> _EXERCISE INSTRUCTIONS_:
Scan the data beneath this task and copy each line that includes "icelle".

> _DATA TO PROCESS_:
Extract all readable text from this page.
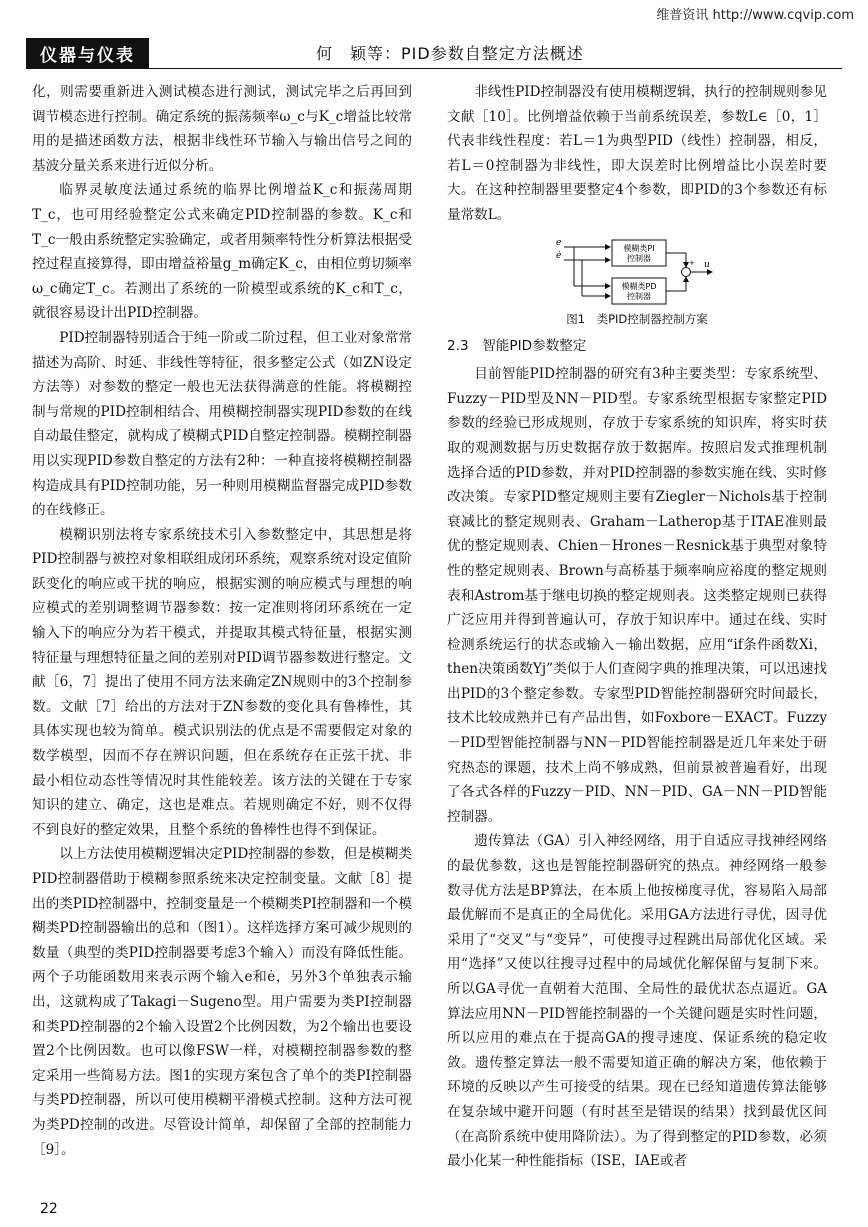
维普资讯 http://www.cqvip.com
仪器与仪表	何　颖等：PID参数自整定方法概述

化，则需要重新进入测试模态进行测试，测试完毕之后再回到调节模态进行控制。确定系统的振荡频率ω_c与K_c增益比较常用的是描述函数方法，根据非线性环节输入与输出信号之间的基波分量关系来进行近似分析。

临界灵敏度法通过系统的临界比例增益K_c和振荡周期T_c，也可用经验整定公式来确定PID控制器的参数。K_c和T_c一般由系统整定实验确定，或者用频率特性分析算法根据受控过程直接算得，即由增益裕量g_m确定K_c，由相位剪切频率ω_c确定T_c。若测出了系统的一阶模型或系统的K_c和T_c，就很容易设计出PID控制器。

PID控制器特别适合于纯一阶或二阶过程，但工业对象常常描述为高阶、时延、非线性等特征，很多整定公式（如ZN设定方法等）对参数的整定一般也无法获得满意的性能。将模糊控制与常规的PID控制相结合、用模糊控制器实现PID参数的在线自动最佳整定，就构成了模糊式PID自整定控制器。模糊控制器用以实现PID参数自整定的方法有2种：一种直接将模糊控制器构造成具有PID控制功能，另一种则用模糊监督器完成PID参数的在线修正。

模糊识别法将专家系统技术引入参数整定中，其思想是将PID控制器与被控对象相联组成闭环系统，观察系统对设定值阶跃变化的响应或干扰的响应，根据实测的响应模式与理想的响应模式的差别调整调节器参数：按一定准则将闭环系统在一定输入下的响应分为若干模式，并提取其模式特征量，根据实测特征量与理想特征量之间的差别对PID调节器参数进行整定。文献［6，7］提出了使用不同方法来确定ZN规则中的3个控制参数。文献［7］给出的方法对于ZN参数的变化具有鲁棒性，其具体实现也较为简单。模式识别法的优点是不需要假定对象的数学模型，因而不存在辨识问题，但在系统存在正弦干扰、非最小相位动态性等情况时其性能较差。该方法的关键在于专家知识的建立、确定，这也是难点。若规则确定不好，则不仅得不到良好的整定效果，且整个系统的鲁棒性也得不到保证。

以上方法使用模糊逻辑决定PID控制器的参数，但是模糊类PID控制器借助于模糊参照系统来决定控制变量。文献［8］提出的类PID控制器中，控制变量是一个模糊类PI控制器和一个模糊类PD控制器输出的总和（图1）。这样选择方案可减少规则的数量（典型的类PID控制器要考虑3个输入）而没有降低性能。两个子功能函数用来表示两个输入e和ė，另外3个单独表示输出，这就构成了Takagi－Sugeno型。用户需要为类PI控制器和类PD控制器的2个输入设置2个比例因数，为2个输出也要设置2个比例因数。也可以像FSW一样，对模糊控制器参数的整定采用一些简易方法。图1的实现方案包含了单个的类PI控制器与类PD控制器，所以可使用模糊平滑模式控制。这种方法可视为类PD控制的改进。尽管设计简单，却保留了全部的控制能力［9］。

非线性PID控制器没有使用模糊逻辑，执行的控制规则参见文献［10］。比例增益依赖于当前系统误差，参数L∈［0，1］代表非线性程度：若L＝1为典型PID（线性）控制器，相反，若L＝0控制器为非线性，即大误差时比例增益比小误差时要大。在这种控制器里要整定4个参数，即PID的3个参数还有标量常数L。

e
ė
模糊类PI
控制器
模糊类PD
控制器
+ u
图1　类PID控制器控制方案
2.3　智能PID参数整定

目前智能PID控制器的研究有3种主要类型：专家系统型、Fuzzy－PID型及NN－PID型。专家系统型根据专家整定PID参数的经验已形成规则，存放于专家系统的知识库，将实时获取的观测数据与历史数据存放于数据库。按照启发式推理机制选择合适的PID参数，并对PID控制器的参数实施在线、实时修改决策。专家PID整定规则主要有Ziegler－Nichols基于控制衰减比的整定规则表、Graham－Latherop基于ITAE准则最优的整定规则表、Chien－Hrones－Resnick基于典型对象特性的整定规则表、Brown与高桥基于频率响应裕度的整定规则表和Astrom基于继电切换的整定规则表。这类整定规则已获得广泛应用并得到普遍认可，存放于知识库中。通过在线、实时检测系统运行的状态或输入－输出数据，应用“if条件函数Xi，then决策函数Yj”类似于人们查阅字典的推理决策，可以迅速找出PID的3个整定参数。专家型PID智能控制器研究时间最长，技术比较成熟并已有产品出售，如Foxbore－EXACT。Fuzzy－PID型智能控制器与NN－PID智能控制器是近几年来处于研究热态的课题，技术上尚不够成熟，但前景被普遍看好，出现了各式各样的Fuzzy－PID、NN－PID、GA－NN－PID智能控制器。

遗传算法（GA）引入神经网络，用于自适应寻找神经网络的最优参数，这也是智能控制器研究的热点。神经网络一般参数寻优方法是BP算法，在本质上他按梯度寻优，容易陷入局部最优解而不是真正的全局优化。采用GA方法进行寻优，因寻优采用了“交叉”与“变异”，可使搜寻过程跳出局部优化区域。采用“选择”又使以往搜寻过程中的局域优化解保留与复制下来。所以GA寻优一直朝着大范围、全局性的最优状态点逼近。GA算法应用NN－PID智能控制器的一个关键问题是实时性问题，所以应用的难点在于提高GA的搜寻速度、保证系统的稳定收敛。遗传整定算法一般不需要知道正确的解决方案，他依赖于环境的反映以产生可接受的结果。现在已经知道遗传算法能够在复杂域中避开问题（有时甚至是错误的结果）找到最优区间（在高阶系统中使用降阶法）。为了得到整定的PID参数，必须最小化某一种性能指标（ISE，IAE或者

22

--

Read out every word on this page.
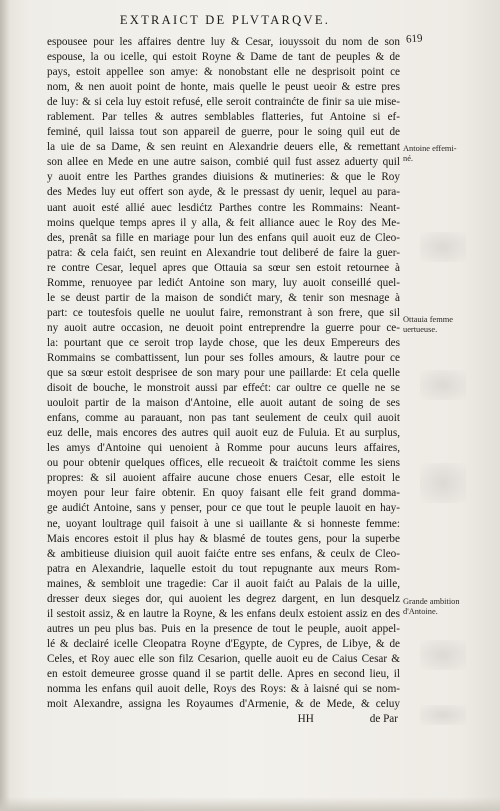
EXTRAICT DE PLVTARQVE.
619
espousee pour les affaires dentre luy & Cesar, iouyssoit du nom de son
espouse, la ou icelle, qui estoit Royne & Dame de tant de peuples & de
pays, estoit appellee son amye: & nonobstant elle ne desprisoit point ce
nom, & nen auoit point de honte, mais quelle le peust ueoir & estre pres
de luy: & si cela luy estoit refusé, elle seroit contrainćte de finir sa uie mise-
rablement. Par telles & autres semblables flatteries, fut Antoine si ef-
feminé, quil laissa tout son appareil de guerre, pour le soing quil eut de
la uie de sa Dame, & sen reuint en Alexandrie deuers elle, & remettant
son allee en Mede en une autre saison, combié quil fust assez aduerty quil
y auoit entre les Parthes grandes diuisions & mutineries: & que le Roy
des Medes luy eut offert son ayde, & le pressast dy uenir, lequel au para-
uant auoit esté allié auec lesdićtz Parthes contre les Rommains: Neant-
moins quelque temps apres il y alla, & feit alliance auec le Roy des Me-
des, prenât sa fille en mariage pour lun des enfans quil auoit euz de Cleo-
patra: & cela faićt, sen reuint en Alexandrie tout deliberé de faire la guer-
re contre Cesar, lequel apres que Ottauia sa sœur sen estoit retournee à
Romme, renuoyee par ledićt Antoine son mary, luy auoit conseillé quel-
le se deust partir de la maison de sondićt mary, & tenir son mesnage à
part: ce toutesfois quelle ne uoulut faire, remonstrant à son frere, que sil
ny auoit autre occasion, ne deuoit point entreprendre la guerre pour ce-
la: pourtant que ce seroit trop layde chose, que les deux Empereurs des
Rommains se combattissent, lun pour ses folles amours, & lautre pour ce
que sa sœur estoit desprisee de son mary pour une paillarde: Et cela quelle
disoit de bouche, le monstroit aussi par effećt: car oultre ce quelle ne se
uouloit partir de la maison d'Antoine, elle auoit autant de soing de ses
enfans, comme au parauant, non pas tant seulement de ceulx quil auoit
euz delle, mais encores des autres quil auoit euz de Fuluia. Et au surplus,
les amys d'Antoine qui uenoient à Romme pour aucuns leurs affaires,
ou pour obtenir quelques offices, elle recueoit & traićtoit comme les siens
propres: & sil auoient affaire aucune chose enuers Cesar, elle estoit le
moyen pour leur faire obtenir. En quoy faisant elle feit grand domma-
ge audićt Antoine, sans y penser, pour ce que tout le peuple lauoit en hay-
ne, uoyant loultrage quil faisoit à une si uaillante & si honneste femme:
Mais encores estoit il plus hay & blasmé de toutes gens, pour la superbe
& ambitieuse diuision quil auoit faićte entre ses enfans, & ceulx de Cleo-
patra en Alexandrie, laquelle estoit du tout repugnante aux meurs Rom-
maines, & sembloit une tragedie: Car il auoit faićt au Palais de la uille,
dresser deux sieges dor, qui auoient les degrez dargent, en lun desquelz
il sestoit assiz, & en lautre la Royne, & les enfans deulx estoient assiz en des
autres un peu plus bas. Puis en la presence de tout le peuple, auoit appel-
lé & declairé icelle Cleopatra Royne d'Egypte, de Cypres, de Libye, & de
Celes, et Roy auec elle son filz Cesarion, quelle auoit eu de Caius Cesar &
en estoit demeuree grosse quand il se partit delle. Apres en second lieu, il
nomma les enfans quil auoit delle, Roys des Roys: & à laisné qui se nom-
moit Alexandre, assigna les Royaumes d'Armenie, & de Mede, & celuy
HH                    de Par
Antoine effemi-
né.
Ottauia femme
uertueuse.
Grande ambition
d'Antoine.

> _TASK RESPONSE_:
espouse, la ou icelle, qui estoit Royne & Dame de tant de peuples & de
lé & declairé icelle Cleopatra Royne d'Egypte, de Cypres, de Libye, & de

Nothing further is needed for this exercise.